(Collected data)
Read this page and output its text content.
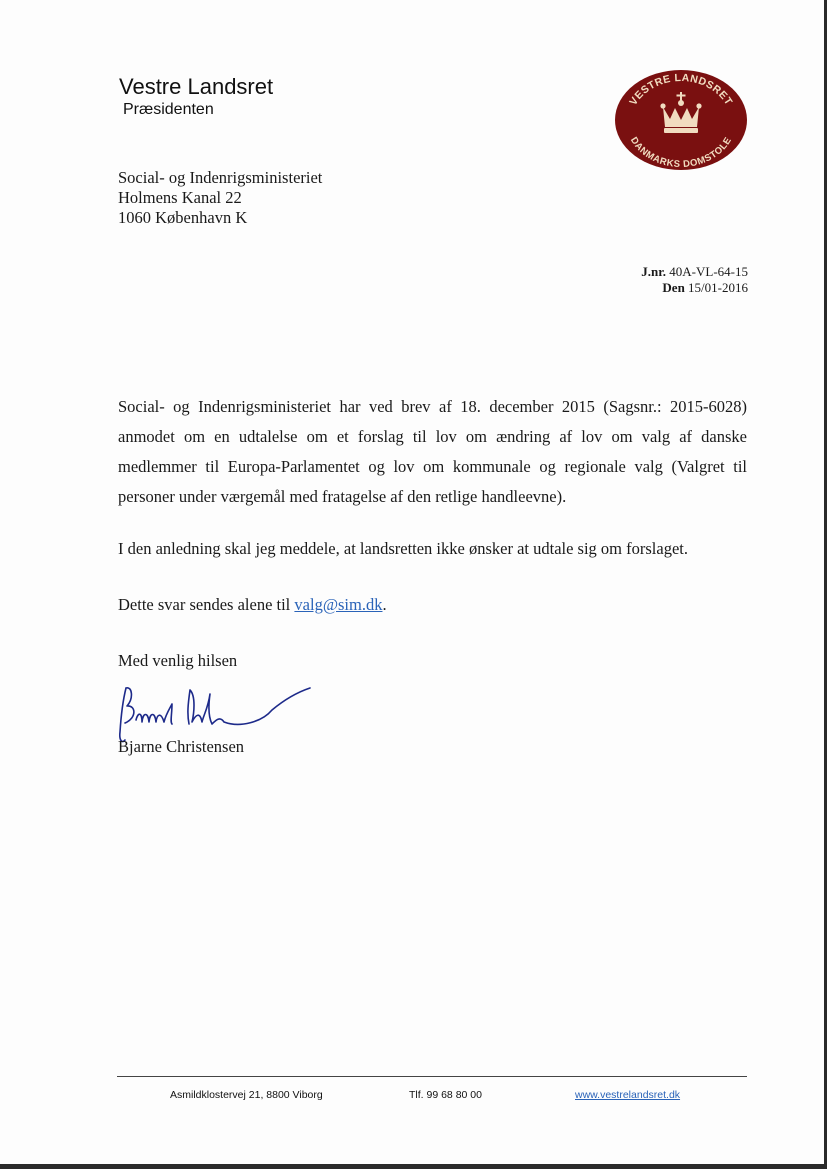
Vestre Landsret
Præsidenten	VESTRE LANDSRET
DANMARKS DOMSTOLE
Social- og Indenrigsministeriet
Holmens Kanal 22
1060 København K
J.nr. 40A-VL-64-15
Den 15/01-2016
Social- og Indenrigsministeriet har ved brev af 18. december 2015 (Sagsnr.: 2015-6028) anmodet om en udtalelse om et forslag til lov om ændring af lov om valg af danske medlemmer til Europa-Parlamentet og lov om kommunale og regionale valg (Valgret til personer under værgemål med fratagelse af den retlige handleevne).
I den anledning skal jeg meddele, at landsretten ikke ønsker at udtale sig om forslaget.
Dette svar sendes alene til valg@sim.dk.
Med venlig hilsen
Bjarne Christensen
Asmildklostervej 21, 8800 Viborg	Tlf. 99 68 80 00	www.vestrelandsret.dk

WHAT IS ASKED =>
The records shown above are to be repeated exactly, with the pictures left out.

RESULT FOR THIS EXERCISE =>
Read this page and output its text content.
Vestre Landsret
Præsidenten	VESTRE LANDSRET
DANMARKS DOMSTOLE
Social- og Indenrigsministeriet
Holmens Kanal 22
1060 København K
J.nr. 40A-VL-64-15
Den 15/01-2016
Social- og Indenrigsministeriet har ved brev af 18. december 2015 (Sagsnr.: 2015-6028) anmodet om en udtalelse om et forslag til lov om ændring af lov om valg af danske medlemmer til Europa-Parlamentet og lov om kommunale og regionale valg (Valgret til personer under værgemål med fratagelse af den retlige handleevne).
I den anledning skal jeg meddele, at landsretten ikke ønsker at udtale sig om forslaget.
Dette svar sendes alene til valg@sim.dk.
Med venlig hilsen
Bjarne Christensen
Asmildklostervej 21, 8800 Viborg	Tlf. 99 68 80 00	www.vestrelandsret.dk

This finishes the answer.